Some records:
────────────────────
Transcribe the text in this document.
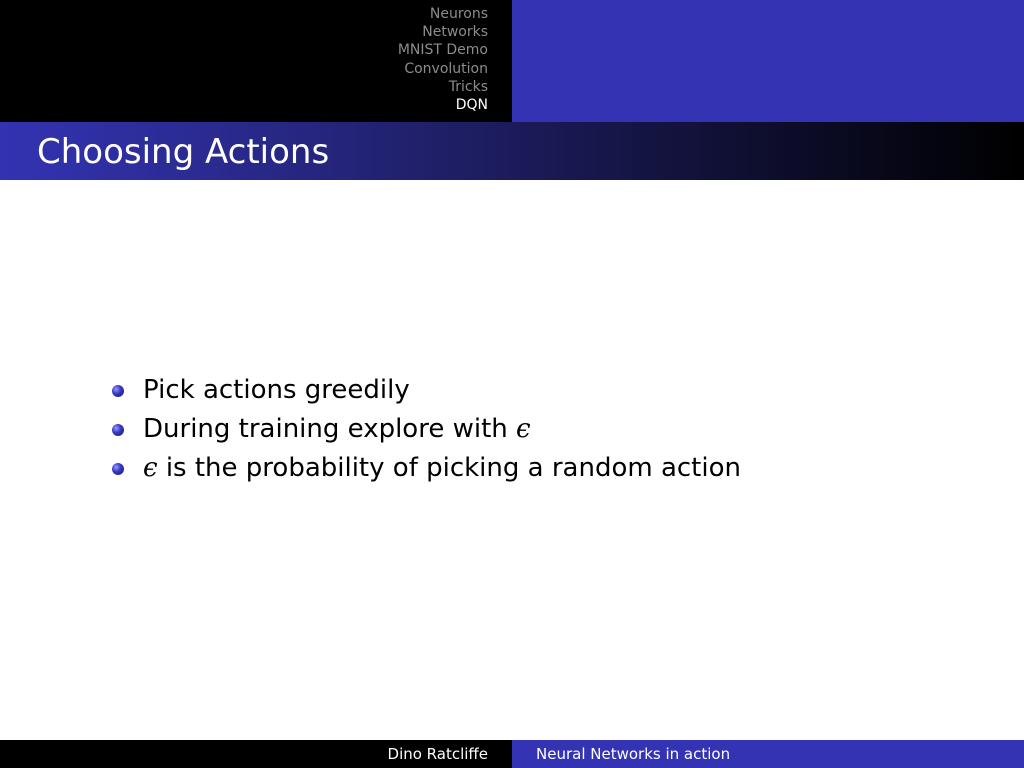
Neurons
Networks
MNIST Demo
Convolution
Tricks
DQN
Choosing Actions
Pick actions greedily
During training explore with ϵ
ϵ is the probability of picking a random action
Dino Ratcliffe	Neural Networks in action
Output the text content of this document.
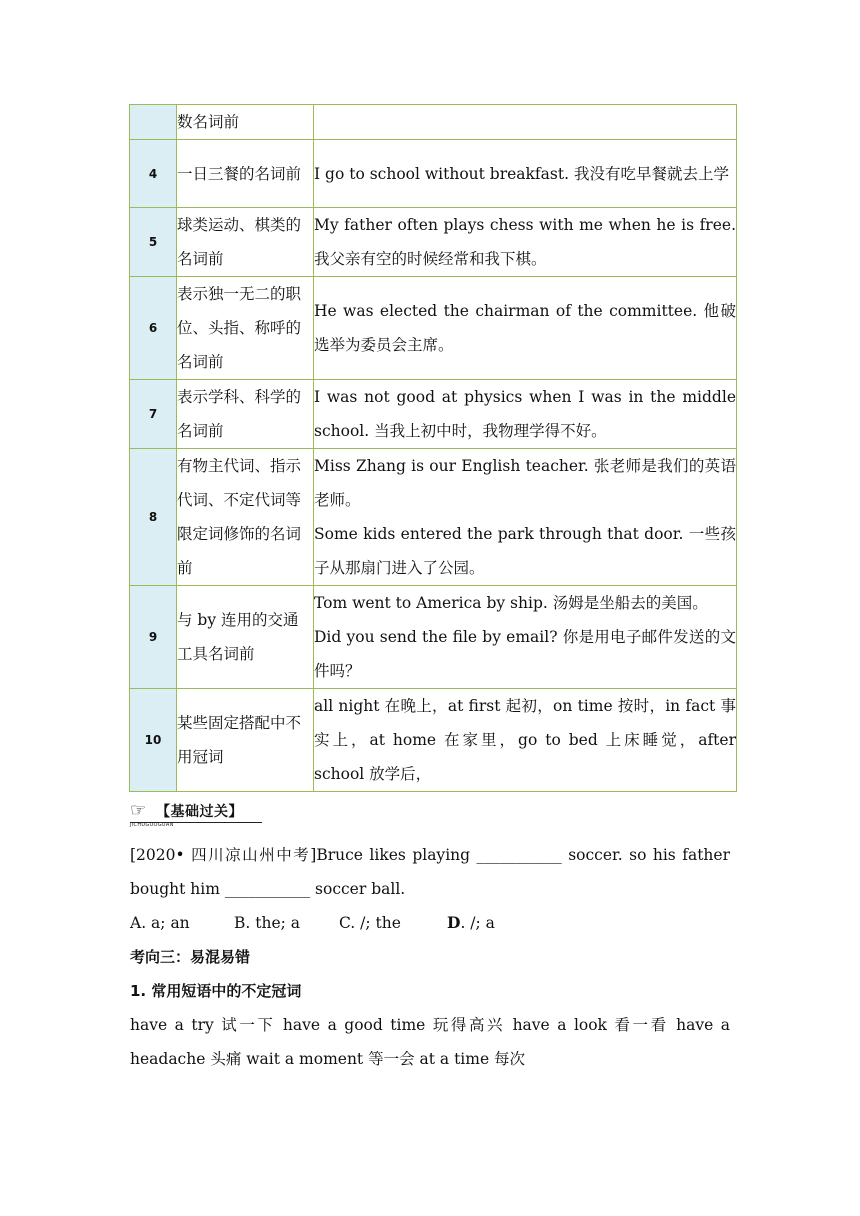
	数名词前	

4	一日三餐的名词前	I go to school without breakfast. 我没有吃早餐就去上学

5	球类运动、棋类的名词前	My father often plays chess with me when he is free. 我父亲有空的时候经常和我下棋。

6	表示独一无二的职位、头指、称呼的名词前	He was elected the chairman of the committee. 他破选举为委员会主席。

7	表示学科、科学的名词前	I was not good at physics when I was in the middle school. 当我上初中时，我物理学得不好。

8	有物主代词、指示代词、不定代词等限定词修饰的名词前	Miss Zhang is our English teacher. 张老师是我们的英语老师。

Some kids entered the park through that door. 一些孩子从那扇门进入了公园。

9	与 by 连用的交通工具名词前	Tom went to America by ship. 汤姆是坐船去的美国。

Did you send the file by email? 你是用电子邮件发送的文件吗？

10	某些固定搭配中不用冠词	all night 在晚上，at first 起初，on time 按时，in fact 事实上，at home 在家里，go to bed 上床睡觉，after school 放学后，

☞ 【基础过关】
JICHUGUOGUAN
[2020• 四川凉山州中考]Bruce likes playing ___________ soccer. so his father bought him ___________ soccer ball.
A. a; an	B. the; a	C. /; the	D. /; a
考向三：易混易错
1. 常用短语中的不定冠词
have a try 试一下 have a good time 玩得高兴 have a look 看一看 have a headache 头痛 wait a moment 等一会 at a time 每次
────────────────────
§ WRITTEN REQUEST:
Restate the records word for word, omitting images.

§ SOLUTION BELOW:
Transcribe the text in this document.
Neurons
Networks
MNIST Demo
Convolution
Tricks
DQN
Choosing Actions
Pick actions greedily
During training explore with ϵ
ϵ is the probability of picking a random action
Dino Ratcliffe	Neural Networks in action
Output the text content of this document.
	数名词前	

4	一日三餐的名词前	I go to school without breakfast. 我没有吃早餐就去上学

5	球类运动、棋类的名词前	My father often plays chess with me when he is free. 我父亲有空的时候经常和我下棋。

6	表示独一无二的职位、头指、称呼的名词前	He was elected the chairman of the committee. 他破选举为委员会主席。

7	表示学科、科学的名词前	I was not good at physics when I was in the middle school. 当我上初中时，我物理学得不好。

8	有物主代词、指示代词、不定代词等限定词修饰的名词前	Miss Zhang is our English teacher. 张老师是我们的英语老师。

Some kids entered the park through that door. 一些孩子从那扇门进入了公园。

9	与 by 连用的交通工具名词前	Tom went to America by ship. 汤姆是坐船去的美国。

Did you send the file by email? 你是用电子邮件发送的文件吗？

10	某些固定搭配中不用冠词	all night 在晚上，at first 起初，on time 按时，in fact 事实上，at home 在家里，go to bed 上床睡觉，after school 放学后，

☞ 【基础过关】
JICHUGUOGUAN
[2020• 四川凉山州中考]Bruce likes playing ___________ soccer. so his father bought him ___________ soccer ball.
A. a; an	B. the; a	C. /; the	D. /; a
考向三：易混易错
1. 常用短语中的不定冠词
have a try 试一下 have a good time 玩得高兴 have a look 看一看 have a headache 头痛 wait a moment 等一会 at a time 每次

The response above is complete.